Directions for this task >> Copy out the lines below word for word.
─── Material for this exercise
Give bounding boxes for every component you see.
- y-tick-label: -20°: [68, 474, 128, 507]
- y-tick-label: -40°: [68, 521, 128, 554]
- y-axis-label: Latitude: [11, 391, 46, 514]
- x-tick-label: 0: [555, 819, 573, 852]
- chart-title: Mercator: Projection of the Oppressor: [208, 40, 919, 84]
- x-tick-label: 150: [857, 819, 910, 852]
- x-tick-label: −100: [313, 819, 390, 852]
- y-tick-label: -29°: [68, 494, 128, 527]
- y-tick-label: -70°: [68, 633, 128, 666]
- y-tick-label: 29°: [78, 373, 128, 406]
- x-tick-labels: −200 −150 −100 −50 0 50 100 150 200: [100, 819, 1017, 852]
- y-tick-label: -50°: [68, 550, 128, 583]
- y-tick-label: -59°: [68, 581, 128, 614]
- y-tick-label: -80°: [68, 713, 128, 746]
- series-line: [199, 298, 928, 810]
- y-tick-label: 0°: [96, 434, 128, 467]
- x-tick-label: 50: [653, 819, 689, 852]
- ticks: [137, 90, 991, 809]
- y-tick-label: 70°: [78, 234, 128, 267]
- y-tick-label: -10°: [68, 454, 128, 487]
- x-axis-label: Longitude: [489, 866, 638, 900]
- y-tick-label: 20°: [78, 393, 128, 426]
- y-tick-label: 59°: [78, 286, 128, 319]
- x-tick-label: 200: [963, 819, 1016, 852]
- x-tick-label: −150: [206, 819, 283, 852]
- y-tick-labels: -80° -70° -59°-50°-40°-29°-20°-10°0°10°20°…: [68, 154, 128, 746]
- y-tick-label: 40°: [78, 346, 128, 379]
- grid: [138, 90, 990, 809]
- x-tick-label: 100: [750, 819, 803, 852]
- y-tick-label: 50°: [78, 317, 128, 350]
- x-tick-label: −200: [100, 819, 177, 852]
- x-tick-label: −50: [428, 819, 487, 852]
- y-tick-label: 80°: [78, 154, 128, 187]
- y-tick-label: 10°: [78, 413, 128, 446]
──────
Task output >>
Give bounding boxes for every component you see.
- y-tick-label: -20°: [68, 474, 128, 507]
- y-tick-label: -40°: [68, 521, 128, 554]
- y-axis-label: Latitude: [11, 391, 46, 514]
- x-tick-label: 0: [555, 819, 573, 852]
- chart-title: Mercator: Projection of the Oppressor: [208, 40, 919, 84]
- x-tick-label: 150: [857, 819, 910, 852]
- x-tick-label: −100: [313, 819, 390, 852]
- y-tick-label: -29°: [68, 494, 128, 527]
- y-tick-label: -70°: [68, 633, 128, 666]
- y-tick-label: 29°: [78, 373, 128, 406]
- x-tick-labels: −200 −150 −100 −50 0 50 100 150 200: [100, 819, 1017, 852]
- y-tick-label: -50°: [68, 550, 128, 583]
- y-tick-label: -59°: [68, 581, 128, 614]
- y-tick-label: -80°: [68, 713, 128, 746]
- series-line: [199, 298, 928, 810]
- y-tick-label: 0°: [96, 434, 128, 467]
- x-tick-label: 50: [653, 819, 689, 852]
- ticks: [137, 90, 991, 809]
- y-tick-label: 70°: [78, 234, 128, 267]
- y-tick-label: -10°: [68, 454, 128, 487]
- x-axis-label: Longitude: [489, 866, 638, 900]
- y-tick-label: 20°: [78, 393, 128, 426]
- y-tick-label: 59°: [78, 286, 128, 319]
- x-tick-label: 200: [963, 819, 1016, 852]
- x-tick-label: −150: [206, 819, 283, 852]
- y-tick-labels: -80° -70° -59°-50°-40°-29°-20°-10°0°10°20°…: [68, 154, 128, 746]
- y-tick-label: 40°: [78, 346, 128, 379]
- grid: [138, 90, 990, 809]
- x-tick-label: 100: [750, 819, 803, 852]
- y-tick-label: 50°: [78, 317, 128, 350]
- x-tick-label: −200: [100, 819, 177, 852]
- x-tick-label: −50: [428, 819, 487, 852]
- y-tick-label: 80°: [78, 154, 128, 187]
- y-tick-label: 10°: [78, 413, 128, 446]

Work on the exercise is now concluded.